=== DATASET CONTENT ===

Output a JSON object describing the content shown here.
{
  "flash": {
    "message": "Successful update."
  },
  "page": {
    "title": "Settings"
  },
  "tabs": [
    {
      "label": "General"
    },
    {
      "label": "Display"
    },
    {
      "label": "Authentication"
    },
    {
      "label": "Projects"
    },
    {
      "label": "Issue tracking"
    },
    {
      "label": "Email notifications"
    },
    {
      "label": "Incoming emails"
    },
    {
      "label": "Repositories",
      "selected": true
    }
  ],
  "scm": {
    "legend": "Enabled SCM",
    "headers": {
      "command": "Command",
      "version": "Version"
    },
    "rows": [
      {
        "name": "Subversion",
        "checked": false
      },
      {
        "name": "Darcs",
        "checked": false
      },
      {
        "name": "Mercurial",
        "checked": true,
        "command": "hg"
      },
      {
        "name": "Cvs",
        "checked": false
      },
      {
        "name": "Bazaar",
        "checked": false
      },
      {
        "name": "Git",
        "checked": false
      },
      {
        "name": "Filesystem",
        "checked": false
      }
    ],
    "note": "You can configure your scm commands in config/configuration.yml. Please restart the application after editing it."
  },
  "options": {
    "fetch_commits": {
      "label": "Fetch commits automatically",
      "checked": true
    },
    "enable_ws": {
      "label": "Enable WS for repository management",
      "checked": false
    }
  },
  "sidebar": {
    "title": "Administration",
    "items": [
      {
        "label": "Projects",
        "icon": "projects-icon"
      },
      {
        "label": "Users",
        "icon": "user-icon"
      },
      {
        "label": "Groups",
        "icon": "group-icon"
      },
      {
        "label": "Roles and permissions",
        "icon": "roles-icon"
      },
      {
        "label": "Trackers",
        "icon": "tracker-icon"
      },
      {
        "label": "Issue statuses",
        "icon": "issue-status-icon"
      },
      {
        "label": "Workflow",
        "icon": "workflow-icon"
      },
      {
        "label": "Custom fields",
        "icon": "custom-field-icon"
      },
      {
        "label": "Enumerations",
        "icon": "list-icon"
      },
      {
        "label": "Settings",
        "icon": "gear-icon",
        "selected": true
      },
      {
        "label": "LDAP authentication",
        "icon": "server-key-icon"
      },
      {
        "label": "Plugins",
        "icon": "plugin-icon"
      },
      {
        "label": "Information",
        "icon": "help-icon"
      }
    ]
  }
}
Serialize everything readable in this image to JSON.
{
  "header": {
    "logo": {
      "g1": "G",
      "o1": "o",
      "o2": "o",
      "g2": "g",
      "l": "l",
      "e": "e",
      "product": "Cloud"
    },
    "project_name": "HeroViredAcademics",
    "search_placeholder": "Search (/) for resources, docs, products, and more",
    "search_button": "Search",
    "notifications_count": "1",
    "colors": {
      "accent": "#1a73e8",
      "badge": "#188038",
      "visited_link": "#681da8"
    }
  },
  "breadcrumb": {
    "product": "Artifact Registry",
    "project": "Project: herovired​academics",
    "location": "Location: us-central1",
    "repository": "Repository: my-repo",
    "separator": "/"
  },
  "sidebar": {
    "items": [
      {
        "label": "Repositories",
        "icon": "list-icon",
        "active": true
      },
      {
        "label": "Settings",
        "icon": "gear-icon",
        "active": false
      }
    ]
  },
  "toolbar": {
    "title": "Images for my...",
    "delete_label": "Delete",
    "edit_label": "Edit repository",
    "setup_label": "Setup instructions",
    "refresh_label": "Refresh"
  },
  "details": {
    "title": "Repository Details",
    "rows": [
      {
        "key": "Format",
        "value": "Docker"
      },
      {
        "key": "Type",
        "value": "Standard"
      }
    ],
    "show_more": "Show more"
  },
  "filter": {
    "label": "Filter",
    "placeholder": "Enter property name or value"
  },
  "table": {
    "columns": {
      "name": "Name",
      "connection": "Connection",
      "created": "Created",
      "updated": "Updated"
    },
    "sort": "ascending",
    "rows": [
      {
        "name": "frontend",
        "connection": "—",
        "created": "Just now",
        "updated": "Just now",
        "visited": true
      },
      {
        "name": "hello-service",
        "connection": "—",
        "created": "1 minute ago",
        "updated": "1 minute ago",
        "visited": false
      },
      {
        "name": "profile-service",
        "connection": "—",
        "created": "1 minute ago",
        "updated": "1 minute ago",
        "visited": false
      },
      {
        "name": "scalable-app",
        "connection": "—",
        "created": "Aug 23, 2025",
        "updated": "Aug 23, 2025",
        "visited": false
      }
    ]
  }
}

===

WHAT THE EXERCISE ASKS: Print every record exactly as it was given.

OUTPUT OF THE EXERCISE:
Output a JSON object describing the content shown here.
{
  "flash": {
    "message": "Successful update."
  },
  "page": {
    "title": "Settings"
  },
  "tabs": [
    {
      "label": "General"
    },
    {
      "label": "Display"
    },
    {
      "label": "Authentication"
    },
    {
      "label": "Projects"
    },
    {
      "label": "Issue tracking"
    },
    {
      "label": "Email notifications"
    },
    {
      "label": "Incoming emails"
    },
    {
      "label": "Repositories",
      "selected": true
    }
  ],
  "scm": {
    "legend": "Enabled SCM",
    "headers": {
      "command": "Command",
      "version": "Version"
    },
    "rows": [
      {
        "name": "Subversion",
        "checked": false
      },
      {
        "name": "Darcs",
        "checked": false
      },
      {
        "name": "Mercurial",
        "checked": true,
        "command": "hg"
      },
      {
        "name": "Cvs",
        "checked": false
      },
      {
        "name": "Bazaar",
        "checked": false
      },
      {
        "name": "Git",
        "checked": false
      },
      {
        "name": "Filesystem",
        "checked": false
      }
    ],
    "note": "You can configure your scm commands in config/configuration.yml. Please restart the application after editing it."
  },
  "options": {
    "fetch_commits": {
      "label": "Fetch commits automatically",
      "checked": true
    },
    "enable_ws": {
      "label": "Enable WS for repository management",
      "checked": false
    }
  },
  "sidebar": {
    "title": "Administration",
    "items": [
      {
        "label": "Projects",
        "icon": "projects-icon"
      },
      {
        "label": "Users",
        "icon": "user-icon"
      },
      {
        "label": "Groups",
        "icon": "group-icon"
      },
      {
        "label": "Roles and permissions",
        "icon": "roles-icon"
      },
      {
        "label": "Trackers",
        "icon": "tracker-icon"
      },
      {
        "label": "Issue statuses",
        "icon": "issue-status-icon"
      },
      {
        "label": "Workflow",
        "icon": "workflow-icon"
      },
      {
        "label": "Custom fields",
        "icon": "custom-field-icon"
      },
      {
        "label": "Enumerations",
        "icon": "list-icon"
      },
      {
        "label": "Settings",
        "icon": "gear-icon",
        "selected": true
      },
      {
        "label": "LDAP authentication",
        "icon": "server-key-icon"
      },
      {
        "label": "Plugins",
        "icon": "plugin-icon"
      },
      {
        "label": "Information",
        "icon": "help-icon"
      }
    ]
  }
}
Serialize everything readable in this image to JSON.
{
  "header": {
    "logo": {
      "g1": "G",
      "o1": "o",
      "o2": "o",
      "g2": "g",
      "l": "l",
      "e": "e",
      "product": "Cloud"
    },
    "project_name": "HeroViredAcademics",
    "search_placeholder": "Search (/) for resources, docs, products, and more",
    "search_button": "Search",
    "notifications_count": "1",
    "colors": {
      "accent": "#1a73e8",
      "badge": "#188038",
      "visited_link": "#681da8"
    }
  },
  "breadcrumb": {
    "product": "Artifact Registry",
    "project": "Project: herovired​academics",
    "location": "Location: us-central1",
    "repository": "Repository: my-repo",
    "separator": "/"
  },
  "sidebar": {
    "items": [
      {
        "label": "Repositories",
        "icon": "list-icon",
        "active": true
      },
      {
        "label": "Settings",
        "icon": "gear-icon",
        "active": false
      }
    ]
  },
  "toolbar": {
    "title": "Images for my...",
    "delete_label": "Delete",
    "edit_label": "Edit repository",
    "setup_label": "Setup instructions",
    "refresh_label": "Refresh"
  },
  "details": {
    "title": "Repository Details",
    "rows": [
      {
        "key": "Format",
        "value": "Docker"
      },
      {
        "key": "Type",
        "value": "Standard"
      }
    ],
    "show_more": "Show more"
  },
  "filter": {
    "label": "Filter",
    "placeholder": "Enter property name or value"
  },
  "table": {
    "columns": {
      "name": "Name",
      "connection": "Connection",
      "created": "Created",
      "updated": "Updated"
    },
    "sort": "ascending",
    "rows": [
      {
        "name": "frontend",
        "connection": "—",
        "created": "Just now",
        "updated": "Just now",
        "visited": true
      },
      {
        "name": "hello-service",
        "connection": "—",
        "created": "1 minute ago",
        "updated": "1 minute ago",
        "visited": false
      },
      {
        "name": "profile-service",
        "connection": "—",
        "created": "1 minute ago",
        "updated": "1 minute ago",
        "visited": false
      },
      {
        "name": "scalable-app",
        "connection": "—",
        "created": "Aug 23, 2025",
        "updated": "Aug 23, 2025",
        "visited": false
      }
    ]
  }
}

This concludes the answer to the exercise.